▶ _TASK TO CARRY OUT_
Copy each line exactly. Leave nothing out.

(Collected data)
⟨
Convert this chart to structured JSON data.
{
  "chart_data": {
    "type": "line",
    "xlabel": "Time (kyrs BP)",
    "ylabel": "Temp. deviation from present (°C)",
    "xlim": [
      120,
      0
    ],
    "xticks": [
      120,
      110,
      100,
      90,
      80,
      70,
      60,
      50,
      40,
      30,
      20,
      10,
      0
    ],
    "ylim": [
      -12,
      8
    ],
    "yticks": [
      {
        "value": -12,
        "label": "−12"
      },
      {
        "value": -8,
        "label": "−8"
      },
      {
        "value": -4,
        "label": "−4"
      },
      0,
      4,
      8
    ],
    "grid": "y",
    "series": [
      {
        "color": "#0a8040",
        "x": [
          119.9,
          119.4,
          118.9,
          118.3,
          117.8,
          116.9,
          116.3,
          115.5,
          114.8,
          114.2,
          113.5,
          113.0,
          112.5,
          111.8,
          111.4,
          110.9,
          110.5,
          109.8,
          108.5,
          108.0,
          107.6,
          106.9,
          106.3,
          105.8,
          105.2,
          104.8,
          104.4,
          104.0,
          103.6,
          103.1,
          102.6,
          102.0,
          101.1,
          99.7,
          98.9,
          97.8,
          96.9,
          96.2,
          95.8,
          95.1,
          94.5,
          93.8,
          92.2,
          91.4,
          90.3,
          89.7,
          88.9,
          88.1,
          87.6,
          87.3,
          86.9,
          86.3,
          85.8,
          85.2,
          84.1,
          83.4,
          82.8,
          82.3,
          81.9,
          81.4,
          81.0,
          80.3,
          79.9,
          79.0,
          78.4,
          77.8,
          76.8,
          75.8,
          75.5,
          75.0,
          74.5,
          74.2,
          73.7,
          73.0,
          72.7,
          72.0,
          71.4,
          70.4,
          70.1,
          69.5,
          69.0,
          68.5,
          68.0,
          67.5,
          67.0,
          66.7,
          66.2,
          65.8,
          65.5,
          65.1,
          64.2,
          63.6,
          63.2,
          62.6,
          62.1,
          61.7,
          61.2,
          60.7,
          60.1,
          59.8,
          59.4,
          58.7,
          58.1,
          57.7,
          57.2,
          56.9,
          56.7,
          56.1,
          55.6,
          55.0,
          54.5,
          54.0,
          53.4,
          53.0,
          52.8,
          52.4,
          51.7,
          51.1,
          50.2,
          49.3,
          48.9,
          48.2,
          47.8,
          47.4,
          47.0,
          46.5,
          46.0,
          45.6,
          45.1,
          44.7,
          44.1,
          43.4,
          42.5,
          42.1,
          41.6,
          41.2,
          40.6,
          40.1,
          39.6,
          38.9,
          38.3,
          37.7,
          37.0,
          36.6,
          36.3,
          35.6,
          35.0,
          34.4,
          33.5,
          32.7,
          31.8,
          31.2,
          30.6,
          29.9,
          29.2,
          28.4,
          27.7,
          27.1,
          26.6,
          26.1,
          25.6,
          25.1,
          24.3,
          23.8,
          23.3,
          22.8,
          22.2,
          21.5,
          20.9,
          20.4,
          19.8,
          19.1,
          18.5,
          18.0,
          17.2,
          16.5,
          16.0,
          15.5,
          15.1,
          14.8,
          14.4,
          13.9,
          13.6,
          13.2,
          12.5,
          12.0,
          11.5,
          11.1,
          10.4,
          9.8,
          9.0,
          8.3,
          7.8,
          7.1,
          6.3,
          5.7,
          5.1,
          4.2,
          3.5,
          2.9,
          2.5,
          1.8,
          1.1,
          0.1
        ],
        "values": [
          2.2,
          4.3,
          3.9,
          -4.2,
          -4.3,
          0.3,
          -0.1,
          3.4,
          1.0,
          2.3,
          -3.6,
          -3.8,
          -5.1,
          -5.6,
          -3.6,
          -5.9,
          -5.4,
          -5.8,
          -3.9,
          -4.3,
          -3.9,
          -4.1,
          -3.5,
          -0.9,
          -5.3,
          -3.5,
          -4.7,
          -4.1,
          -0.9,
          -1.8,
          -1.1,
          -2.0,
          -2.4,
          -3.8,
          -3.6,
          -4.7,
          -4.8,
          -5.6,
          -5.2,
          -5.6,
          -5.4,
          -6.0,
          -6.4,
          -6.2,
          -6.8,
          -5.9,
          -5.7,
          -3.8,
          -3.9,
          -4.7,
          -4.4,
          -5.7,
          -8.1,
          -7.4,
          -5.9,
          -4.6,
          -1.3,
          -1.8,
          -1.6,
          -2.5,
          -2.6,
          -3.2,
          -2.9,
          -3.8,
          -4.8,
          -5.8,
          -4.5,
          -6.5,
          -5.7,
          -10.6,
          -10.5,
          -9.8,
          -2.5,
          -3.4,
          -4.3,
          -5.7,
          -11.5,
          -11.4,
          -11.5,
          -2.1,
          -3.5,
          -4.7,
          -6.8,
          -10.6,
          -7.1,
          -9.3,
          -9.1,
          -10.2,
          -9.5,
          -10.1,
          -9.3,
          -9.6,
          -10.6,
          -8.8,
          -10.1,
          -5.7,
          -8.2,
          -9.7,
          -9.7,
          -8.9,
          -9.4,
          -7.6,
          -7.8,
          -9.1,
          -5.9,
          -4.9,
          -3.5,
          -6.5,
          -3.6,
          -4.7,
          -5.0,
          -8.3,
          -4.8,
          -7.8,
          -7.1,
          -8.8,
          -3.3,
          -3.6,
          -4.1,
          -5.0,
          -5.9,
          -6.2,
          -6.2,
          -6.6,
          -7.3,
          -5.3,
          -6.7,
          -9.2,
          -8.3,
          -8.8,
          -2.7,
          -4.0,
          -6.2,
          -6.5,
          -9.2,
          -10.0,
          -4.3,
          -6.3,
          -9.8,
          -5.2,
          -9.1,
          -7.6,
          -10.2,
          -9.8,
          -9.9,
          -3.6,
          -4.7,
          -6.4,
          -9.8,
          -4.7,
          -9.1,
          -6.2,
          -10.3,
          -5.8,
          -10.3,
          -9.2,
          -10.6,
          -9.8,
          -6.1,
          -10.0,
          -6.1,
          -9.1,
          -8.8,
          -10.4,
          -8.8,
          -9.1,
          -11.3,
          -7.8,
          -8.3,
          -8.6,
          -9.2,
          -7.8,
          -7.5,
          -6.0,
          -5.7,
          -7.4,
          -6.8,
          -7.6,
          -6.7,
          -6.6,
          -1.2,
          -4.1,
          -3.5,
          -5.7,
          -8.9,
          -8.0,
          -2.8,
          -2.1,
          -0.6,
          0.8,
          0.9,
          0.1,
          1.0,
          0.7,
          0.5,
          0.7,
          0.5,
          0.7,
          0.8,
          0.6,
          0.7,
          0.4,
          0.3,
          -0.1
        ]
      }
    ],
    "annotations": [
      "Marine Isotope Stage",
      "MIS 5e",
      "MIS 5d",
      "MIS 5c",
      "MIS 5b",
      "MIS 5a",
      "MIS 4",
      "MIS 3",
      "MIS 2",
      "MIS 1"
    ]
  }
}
⟩
▶ _REPLY_
Convert this chart to structured JSON data.
{
  "chart_data": {
    "type": "line",
    "xlabel": "Time (kyrs BP)",
    "ylabel": "Temp. deviation from present (°C)",
    "xlim": [
      120,
      0
    ],
    "xticks": [
      120,
      110,
      100,
      90,
      80,
      70,
      60,
      50,
      40,
      30,
      20,
      10,
      0
    ],
    "ylim": [
      -12,
      8
    ],
    "yticks": [
      {
        "value": -12,
        "label": "−12"
      },
      {
        "value": -8,
        "label": "−8"
      },
      {
        "value": -4,
        "label": "−4"
      },
      0,
      4,
      8
    ],
    "grid": "y",
    "series": [
      {
        "color": "#0a8040",
        "x": [
          119.9,
          119.4,
          118.9,
          118.3,
          117.8,
          116.9,
          116.3,
          115.5,
          114.8,
          114.2,
          113.5,
          113.0,
          112.5,
          111.8,
          111.4,
          110.9,
          110.5,
          109.8,
          108.5,
          108.0,
          107.6,
          106.9,
          106.3,
          105.8,
          105.2,
          104.8,
          104.4,
          104.0,
          103.6,
          103.1,
          102.6,
          102.0,
          101.1,
          99.7,
          98.9,
          97.8,
          96.9,
          96.2,
          95.8,
          95.1,
          94.5,
          93.8,
          92.2,
          91.4,
          90.3,
          89.7,
          88.9,
          88.1,
          87.6,
          87.3,
          86.9,
          86.3,
          85.8,
          85.2,
          84.1,
          83.4,
          82.8,
          82.3,
          81.9,
          81.4,
          81.0,
          80.3,
          79.9,
          79.0,
          78.4,
          77.8,
          76.8,
          75.8,
          75.5,
          75.0,
          74.5,
          74.2,
          73.7,
          73.0,
          72.7,
          72.0,
          71.4,
          70.4,
          70.1,
          69.5,
          69.0,
          68.5,
          68.0,
          67.5,
          67.0,
          66.7,
          66.2,
          65.8,
          65.5,
          65.1,
          64.2,
          63.6,
          63.2,
          62.6,
          62.1,
          61.7,
          61.2,
          60.7,
          60.1,
          59.8,
          59.4,
          58.7,
          58.1,
          57.7,
          57.2,
          56.9,
          56.7,
          56.1,
          55.6,
          55.0,
          54.5,
          54.0,
          53.4,
          53.0,
          52.8,
          52.4,
          51.7,
          51.1,
          50.2,
          49.3,
          48.9,
          48.2,
          47.8,
          47.4,
          47.0,
          46.5,
          46.0,
          45.6,
          45.1,
          44.7,
          44.1,
          43.4,
          42.5,
          42.1,
          41.6,
          41.2,
          40.6,
          40.1,
          39.6,
          38.9,
          38.3,
          37.7,
          37.0,
          36.6,
          36.3,
          35.6,
          35.0,
          34.4,
          33.5,
          32.7,
          31.8,
          31.2,
          30.6,
          29.9,
          29.2,
          28.4,
          27.7,
          27.1,
          26.6,
          26.1,
          25.6,
          25.1,
          24.3,
          23.8,
          23.3,
          22.8,
          22.2,
          21.5,
          20.9,
          20.4,
          19.8,
          19.1,
          18.5,
          18.0,
          17.2,
          16.5,
          16.0,
          15.5,
          15.1,
          14.8,
          14.4,
          13.9,
          13.6,
          13.2,
          12.5,
          12.0,
          11.5,
          11.1,
          10.4,
          9.8,
          9.0,
          8.3,
          7.8,
          7.1,
          6.3,
          5.7,
          5.1,
          4.2,
          3.5,
          2.9,
          2.5,
          1.8,
          1.1,
          0.1
        ],
        "values": [
          2.2,
          4.3,
          3.9,
          -4.2,
          -4.3,
          0.3,
          -0.1,
          3.4,
          1.0,
          2.3,
          -3.6,
          -3.8,
          -5.1,
          -5.6,
          -3.6,
          -5.9,
          -5.4,
          -5.8,
          -3.9,
          -4.3,
          -3.9,
          -4.1,
          -3.5,
          -0.9,
          -5.3,
          -3.5,
          -4.7,
          -4.1,
          -0.9,
          -1.8,
          -1.1,
          -2.0,
          -2.4,
          -3.8,
          -3.6,
          -4.7,
          -4.8,
          -5.6,
          -5.2,
          -5.6,
          -5.4,
          -6.0,
          -6.4,
          -6.2,
          -6.8,
          -5.9,
          -5.7,
          -3.8,
          -3.9,
          -4.7,
          -4.4,
          -5.7,
          -8.1,
          -7.4,
          -5.9,
          -4.6,
          -1.3,
          -1.8,
          -1.6,
          -2.5,
          -2.6,
          -3.2,
          -2.9,
          -3.8,
          -4.8,
          -5.8,
          -4.5,
          -6.5,
          -5.7,
          -10.6,
          -10.5,
          -9.8,
          -2.5,
          -3.4,
          -4.3,
          -5.7,
          -11.5,
          -11.4,
          -11.5,
          -2.1,
          -3.5,
          -4.7,
          -6.8,
          -10.6,
          -7.1,
          -9.3,
          -9.1,
          -10.2,
          -9.5,
          -10.1,
          -9.3,
          -9.6,
          -10.6,
          -8.8,
          -10.1,
          -5.7,
          -8.2,
          -9.7,
          -9.7,
          -8.9,
          -9.4,
          -7.6,
          -7.8,
          -9.1,
          -5.9,
          -4.9,
          -3.5,
          -6.5,
          -3.6,
          -4.7,
          -5.0,
          -8.3,
          -4.8,
          -7.8,
          -7.1,
          -8.8,
          -3.3,
          -3.6,
          -4.1,
          -5.0,
          -5.9,
          -6.2,
          -6.2,
          -6.6,
          -7.3,
          -5.3,
          -6.7,
          -9.2,
          -8.3,
          -8.8,
          -2.7,
          -4.0,
          -6.2,
          -6.5,
          -9.2,
          -10.0,
          -4.3,
          -6.3,
          -9.8,
          -5.2,
          -9.1,
          -7.6,
          -10.2,
          -9.8,
          -9.9,
          -3.6,
          -4.7,
          -6.4,
          -9.8,
          -4.7,
          -9.1,
          -6.2,
          -10.3,
          -5.8,
          -10.3,
          -9.2,
          -10.6,
          -9.8,
          -6.1,
          -10.0,
          -6.1,
          -9.1,
          -8.8,
          -10.4,
          -8.8,
          -9.1,
          -11.3,
          -7.8,
          -8.3,
          -8.6,
          -9.2,
          -7.8,
          -7.5,
          -6.0,
          -5.7,
          -7.4,
          -6.8,
          -7.6,
          -6.7,
          -6.6,
          -1.2,
          -4.1,
          -3.5,
          -5.7,
          -8.9,
          -8.0,
          -2.8,
          -2.1,
          -0.6,
          0.8,
          0.9,
          0.1,
          1.0,
          0.7,
          0.5,
          0.7,
          0.5,
          0.7,
          0.8,
          0.6,
          0.7,
          0.4,
          0.3,
          -0.1
        ]
      }
    ],
    "annotations": [
      "Marine Isotope Stage",
      "MIS 5e",
      "MIS 5d",
      "MIS 5c",
      "MIS 5b",
      "MIS 5a",
      "MIS 4",
      "MIS 3",
      "MIS 2",
      "MIS 1"
    ]
  }
}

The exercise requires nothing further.